Please list all lines of the material below in which the string "type" occurs.

--

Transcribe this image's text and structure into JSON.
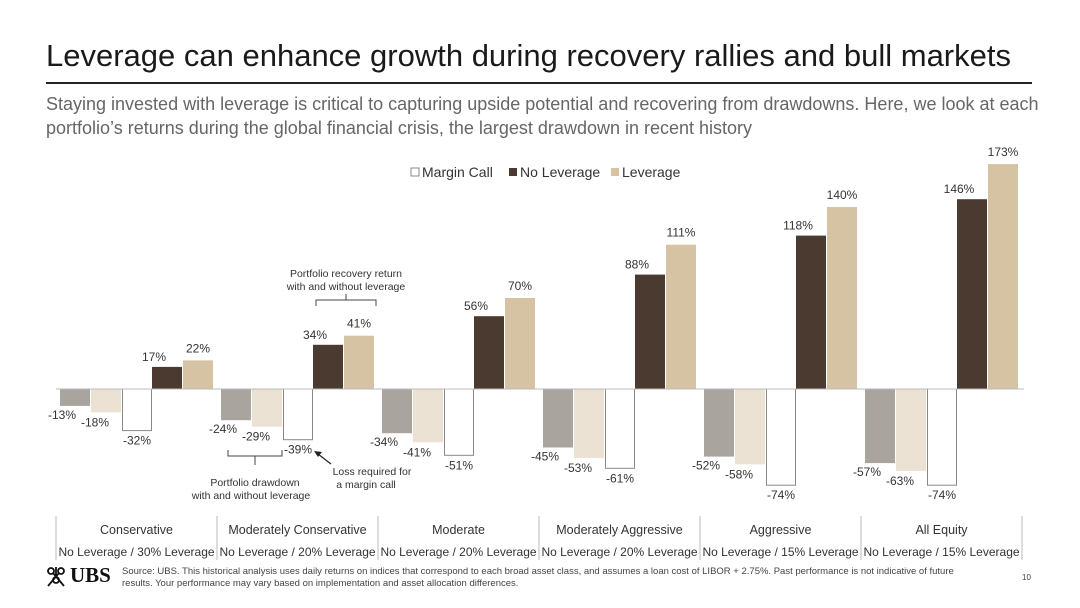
{
  "header": {
    "title": "Leverage can enhance growth during recovery rallies and bull markets",
    "subtitle": "Staying invested with leverage is critical to capturing upside potential and recovering from drawdowns. Here, we look at each portfolio’s returns during the global financial crisis, the largest drawdown in recent history"
  },
  "chart_data": {
    "type": "bar",
    "legend_position": "top-center",
    "series_styles": [
      {
        "name": "Margin Call",
        "fill": "#ffffff",
        "stroke": "#888888"
      },
      {
        "name": "No Leverage",
        "fill": "#4a3a30",
        "stroke": "none"
      },
      {
        "name": "Leverage",
        "fill": "#d5c3a3",
        "stroke": "none"
      }
    ],
    "drawdown_colors": {
      "no_leverage": "#aaa49e",
      "leverage": "#ebe2d3"
    },
    "groups": [
      {
        "name": "Conservative",
        "leverage": "No Leverage / 30% Leverage",
        "dd_no_lev": -13,
        "dd_lev": -18,
        "margin_call": -32,
        "rec_no_lev": 17,
        "rec_lev": 22,
        "labels": {
          "dd_no_lev": "-13%",
          "dd_lev": "-18%",
          "margin_call": "-32%",
          "rec_no_lev": "17%",
          "rec_lev": "22%"
        }
      },
      {
        "name": "Moderately Conservative",
        "leverage": "No Leverage / 20% Leverage",
        "dd_no_lev": -24,
        "dd_lev": -29,
        "margin_call": -39,
        "rec_no_lev": 34,
        "rec_lev": 41,
        "labels": {
          "dd_no_lev": "-24%",
          "dd_lev": "-29%",
          "margin_call": "-39%",
          "rec_no_lev": "34%",
          "rec_lev": "41%"
        }
      },
      {
        "name": "Moderate",
        "leverage": "No Leverage / 20% Leverage",
        "dd_no_lev": -34,
        "dd_lev": -41,
        "margin_call": -51,
        "rec_no_lev": 56,
        "rec_lev": 70,
        "labels": {
          "dd_no_lev": "-34%",
          "dd_lev": "-41%",
          "margin_call": "-51%",
          "rec_no_lev": "56%",
          "rec_lev": "70%"
        }
      },
      {
        "name": "Moderately Aggressive",
        "leverage": "No Leverage / 20% Leverage",
        "dd_no_lev": -45,
        "dd_lev": -53,
        "margin_call": -61,
        "rec_no_lev": 88,
        "rec_lev": 111,
        "labels": {
          "dd_no_lev": "-45%",
          "dd_lev": "-53%",
          "margin_call": "-61%",
          "rec_no_lev": "88%",
          "rec_lev": "111%"
        }
      },
      {
        "name": "Aggressive",
        "leverage": "No Leverage / 15% Leverage",
        "dd_no_lev": -52,
        "dd_lev": -58,
        "margin_call": -74,
        "rec_no_lev": 118,
        "rec_lev": 140,
        "labels": {
          "dd_no_lev": "-52%",
          "dd_lev": "-58%",
          "margin_call": "-74%",
          "rec_no_lev": "118%",
          "rec_lev": "140%"
        }
      },
      {
        "name": "All Equity",
        "leverage": "No Leverage / 15% Leverage",
        "dd_no_lev": -57,
        "dd_lev": -63,
        "margin_call": -74,
        "rec_no_lev": 146,
        "rec_lev": 173,
        "labels": {
          "dd_no_lev": "-57%",
          "dd_lev": "-63%",
          "margin_call": "-74%",
          "rec_no_lev": "146%",
          "rec_lev": "173%"
        }
      }
    ],
    "annotations": {
      "recovery": [
        "Portfolio recovery return",
        "with and without leverage"
      ],
      "drawdown": [
        "Portfolio drawdown",
        "with and without leverage"
      ],
      "margin": [
        "Loss required for",
        "a margin call"
      ]
    }
  },
  "footer": {
    "logo_text": "UBS",
    "source": "Source: UBS. This historical analysis uses daily returns on indices that correspond to each broad asset class, and assumes a loan cost of LIBOR + 2.75%. Past performance is not indicative of future results. Your performance may vary based on implementation and asset allocation differences.",
    "page_number": "10"
  }
}
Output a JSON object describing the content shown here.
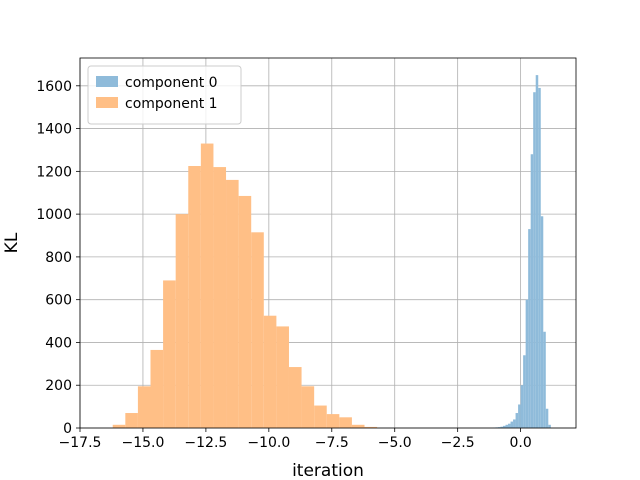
{
  "chart_data": {
    "type": "histogram",
    "xlabel": "iteration",
    "ylabel": "KL",
    "xlim": [
      -17.5,
      2.2
    ],
    "ylim": [
      0,
      1730
    ],
    "xticks": [
      -17.5,
      -15.0,
      -12.5,
      -10.0,
      -7.5,
      -5.0,
      -2.5,
      0.0
    ],
    "xtick_labels": [
      "−17.5",
      "−15.0",
      "−12.5",
      "−10.0",
      "−7.5",
      "−5.0",
      "−2.5",
      "0.0"
    ],
    "yticks": [
      0,
      200,
      400,
      600,
      800,
      1000,
      1200,
      1400,
      1600
    ],
    "ytick_labels": [
      "0",
      "200",
      "400",
      "600",
      "800",
      "1000",
      "1200",
      "1400",
      "1600"
    ],
    "grid": true,
    "legend_position": "top-left",
    "series": [
      {
        "name": "component 1",
        "color": "#ffbf86",
        "bin_edges": [
          -16.2,
          -15.7,
          -15.2,
          -14.7,
          -14.2,
          -13.7,
          -13.2,
          -12.7,
          -12.2,
          -11.7,
          -11.2,
          -10.7,
          -10.2,
          -9.7,
          -9.2,
          -8.7,
          -8.2,
          -7.7,
          -7.2,
          -6.7,
          -6.2,
          -5.7
        ],
        "counts": [
          15,
          70,
          195,
          365,
          690,
          1000,
          1225,
          1330,
          1220,
          1160,
          1085,
          915,
          525,
          475,
          285,
          195,
          105,
          65,
          50,
          15,
          5
        ]
      },
      {
        "name": "component 0",
        "color": "#8fbbda",
        "bin_edges": [
          -1.1,
          -1.0,
          -0.9,
          -0.8,
          -0.7,
          -0.6,
          -0.5,
          -0.4,
          -0.3,
          -0.2,
          -0.1,
          0.0,
          0.1,
          0.2,
          0.3,
          0.4,
          0.5,
          0.6,
          0.7,
          0.8,
          0.9,
          1.0,
          1.1,
          1.2
        ],
        "counts": [
          2,
          3,
          4,
          6,
          10,
          15,
          20,
          30,
          40,
          70,
          110,
          200,
          340,
          600,
          930,
          1280,
          1570,
          1650,
          1590,
          990,
          450,
          90,
          15
        ]
      }
    ],
    "legend": [
      {
        "label": "component 0",
        "color": "#8fbbda"
      },
      {
        "label": "component 1",
        "color": "#ffbf86"
      }
    ]
  }
}
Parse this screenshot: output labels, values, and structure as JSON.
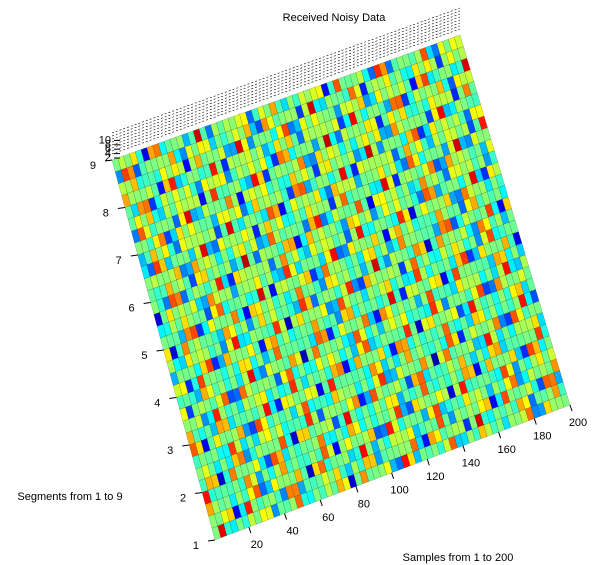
{
  "chart_data": {
    "type": "surface",
    "title": "Received Noisy Data",
    "xlabel": "Samples from 1 to 200",
    "ylabel": "Segments from 1 to 9",
    "xlim": [
      1,
      200
    ],
    "xticks": [
      20,
      40,
      60,
      80,
      100,
      120,
      140,
      160,
      180,
      200
    ],
    "ylim": [
      1,
      9
    ],
    "yticks": [
      1,
      2,
      3,
      4,
      5,
      6,
      7,
      8,
      9
    ],
    "zticks": [
      2,
      4,
      6,
      8,
      10
    ],
    "colormap": "jet"
  }
}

--

**Final answer**
    "type": "bar",
    "type": "histogram",
    "type": "surface",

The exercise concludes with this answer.